Exercise prompt: Select the lines below containing the word "knots".

:::

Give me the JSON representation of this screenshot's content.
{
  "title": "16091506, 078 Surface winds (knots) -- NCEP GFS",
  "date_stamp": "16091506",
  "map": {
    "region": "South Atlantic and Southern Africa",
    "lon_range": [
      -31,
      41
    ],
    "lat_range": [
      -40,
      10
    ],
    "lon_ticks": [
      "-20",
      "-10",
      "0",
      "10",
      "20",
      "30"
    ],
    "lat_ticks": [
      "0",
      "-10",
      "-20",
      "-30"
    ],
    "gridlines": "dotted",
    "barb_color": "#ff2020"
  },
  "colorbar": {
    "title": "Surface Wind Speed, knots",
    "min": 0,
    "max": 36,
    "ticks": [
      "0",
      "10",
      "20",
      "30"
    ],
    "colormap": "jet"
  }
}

:::

Final answer:
  "title": "16091506, 078 Surface winds (knots) -- NCEP GFS",
    "title": "Surface Wind Speed, knots",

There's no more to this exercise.